▶ _Challenge_: The records below are to be repeated in full, exactly as they are.

▶ _Exercise material_:
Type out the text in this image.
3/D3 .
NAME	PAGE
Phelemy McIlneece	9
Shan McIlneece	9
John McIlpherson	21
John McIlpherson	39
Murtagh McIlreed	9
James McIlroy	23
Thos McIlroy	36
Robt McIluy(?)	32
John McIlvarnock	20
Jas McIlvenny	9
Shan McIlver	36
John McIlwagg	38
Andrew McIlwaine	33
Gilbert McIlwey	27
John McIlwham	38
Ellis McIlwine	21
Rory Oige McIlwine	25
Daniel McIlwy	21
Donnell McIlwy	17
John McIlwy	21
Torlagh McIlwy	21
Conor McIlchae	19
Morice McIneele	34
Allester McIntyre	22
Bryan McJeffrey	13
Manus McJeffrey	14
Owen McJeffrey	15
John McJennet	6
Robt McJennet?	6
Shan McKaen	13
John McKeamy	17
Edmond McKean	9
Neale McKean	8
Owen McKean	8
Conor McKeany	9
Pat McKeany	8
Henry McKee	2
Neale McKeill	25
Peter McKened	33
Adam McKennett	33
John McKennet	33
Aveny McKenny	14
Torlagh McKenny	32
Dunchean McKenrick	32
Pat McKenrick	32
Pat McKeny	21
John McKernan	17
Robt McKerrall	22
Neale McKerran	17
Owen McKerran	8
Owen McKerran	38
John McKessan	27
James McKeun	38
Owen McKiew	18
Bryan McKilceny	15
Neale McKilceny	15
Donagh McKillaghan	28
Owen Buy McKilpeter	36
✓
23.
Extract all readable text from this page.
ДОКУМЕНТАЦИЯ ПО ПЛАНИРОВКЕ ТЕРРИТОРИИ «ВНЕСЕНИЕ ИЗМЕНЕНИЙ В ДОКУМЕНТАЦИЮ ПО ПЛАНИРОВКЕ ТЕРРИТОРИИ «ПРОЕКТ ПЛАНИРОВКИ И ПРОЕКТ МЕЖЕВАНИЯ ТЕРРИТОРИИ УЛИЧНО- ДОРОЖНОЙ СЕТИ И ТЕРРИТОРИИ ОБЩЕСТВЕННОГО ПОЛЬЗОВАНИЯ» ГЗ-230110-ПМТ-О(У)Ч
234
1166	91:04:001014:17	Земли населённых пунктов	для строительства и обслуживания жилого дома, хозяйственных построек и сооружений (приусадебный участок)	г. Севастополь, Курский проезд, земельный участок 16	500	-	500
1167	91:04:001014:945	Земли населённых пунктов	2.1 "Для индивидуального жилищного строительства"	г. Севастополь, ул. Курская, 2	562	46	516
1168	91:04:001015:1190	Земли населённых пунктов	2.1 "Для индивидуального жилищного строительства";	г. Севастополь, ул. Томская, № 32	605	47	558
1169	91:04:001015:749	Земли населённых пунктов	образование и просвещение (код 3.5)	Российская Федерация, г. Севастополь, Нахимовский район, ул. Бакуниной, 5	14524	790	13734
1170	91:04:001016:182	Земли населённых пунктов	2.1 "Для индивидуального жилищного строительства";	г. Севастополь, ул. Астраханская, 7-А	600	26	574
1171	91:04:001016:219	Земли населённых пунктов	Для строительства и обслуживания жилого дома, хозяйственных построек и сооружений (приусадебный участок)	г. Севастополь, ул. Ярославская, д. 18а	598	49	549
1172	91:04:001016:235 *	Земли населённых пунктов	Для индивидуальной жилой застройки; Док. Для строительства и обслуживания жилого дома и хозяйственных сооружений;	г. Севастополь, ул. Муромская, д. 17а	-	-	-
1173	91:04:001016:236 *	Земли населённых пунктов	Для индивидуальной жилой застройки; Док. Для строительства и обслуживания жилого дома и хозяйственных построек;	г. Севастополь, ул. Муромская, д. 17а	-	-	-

▶ _Written answer_:
Type out the text in this image.
3/D3 .
NAME	PAGE
Phelemy McIlneece	9
Shan McIlneece	9
John McIlpherson	21
John McIlpherson	39
Murtagh McIlreed	9
James McIlroy	23
Thos McIlroy	36
Robt McIluy(?)	32
John McIlvarnock	20
Jas McIlvenny	9
Shan McIlver	36
John McIlwagg	38
Andrew McIlwaine	33
Gilbert McIlwey	27
John McIlwham	38
Ellis McIlwine	21
Rory Oige McIlwine	25
Daniel McIlwy	21
Donnell McIlwy	17
John McIlwy	21
Torlagh McIlwy	21
Conor McIlchae	19
Morice McIneele	34
Allester McIntyre	22
Bryan McJeffrey	13
Manus McJeffrey	14
Owen McJeffrey	15
John McJennet	6
Robt McJennet?	6
Shan McKaen	13
John McKeamy	17
Edmond McKean	9
Neale McKean	8
Owen McKean	8
Conor McKeany	9
Pat McKeany	8
Henry McKee	2
Neale McKeill	25
Peter McKened	33
Adam McKennett	33
John McKennet	33
Aveny McKenny	14
Torlagh McKenny	32
Dunchean McKenrick	32
Pat McKenrick	32
Pat McKeny	21
John McKernan	17
Robt McKerrall	22
Neale McKerran	17
Owen McKerran	8
Owen McKerran	38
John McKessan	27
James McKeun	38
Owen McKiew	18
Bryan McKilceny	15
Neale McKilceny	15
Donagh McKillaghan	28
Owen Buy McKilpeter	36
✓
23.
Extract all readable text from this page.
ДОКУМЕНТАЦИЯ ПО ПЛАНИРОВКЕ ТЕРРИТОРИИ «ВНЕСЕНИЕ ИЗМЕНЕНИЙ В ДОКУМЕНТАЦИЮ ПО ПЛАНИРОВКЕ ТЕРРИТОРИИ «ПРОЕКТ ПЛАНИРОВКИ И ПРОЕКТ МЕЖЕВАНИЯ ТЕРРИТОРИИ УЛИЧНО- ДОРОЖНОЙ СЕТИ И ТЕРРИТОРИИ ОБЩЕСТВЕННОГО ПОЛЬЗОВАНИЯ» ГЗ-230110-ПМТ-О(У)Ч
234
1166	91:04:001014:17	Земли населённых пунктов	для строительства и обслуживания жилого дома, хозяйственных построек и сооружений (приусадебный участок)	г. Севастополь, Курский проезд, земельный участок 16	500	-	500
1167	91:04:001014:945	Земли населённых пунктов	2.1 "Для индивидуального жилищного строительства"	г. Севастополь, ул. Курская, 2	562	46	516
1168	91:04:001015:1190	Земли населённых пунктов	2.1 "Для индивидуального жилищного строительства";	г. Севастополь, ул. Томская, № 32	605	47	558
1169	91:04:001015:749	Земли населённых пунктов	образование и просвещение (код 3.5)	Российская Федерация, г. Севастополь, Нахимовский район, ул. Бакуниной, 5	14524	790	13734
1170	91:04:001016:182	Земли населённых пунктов	2.1 "Для индивидуального жилищного строительства";	г. Севастополь, ул. Астраханская, 7-А	600	26	574
1171	91:04:001016:219	Земли населённых пунктов	Для строительства и обслуживания жилого дома, хозяйственных построек и сооружений (приусадебный участок)	г. Севастополь, ул. Ярославская, д. 18а	598	49	549
1172	91:04:001016:235 *	Земли населённых пунктов	Для индивидуальной жилой застройки; Док. Для строительства и обслуживания жилого дома и хозяйственных сооружений;	г. Севастополь, ул. Муромская, д. 17а	-	-	-
1173	91:04:001016:236 *	Земли населённых пунктов	Для индивидуальной жилой застройки; Док. Для строительства и обслуживания жилого дома и хозяйственных построек;	г. Севастополь, ул. Муромская, д. 17а	-	-	-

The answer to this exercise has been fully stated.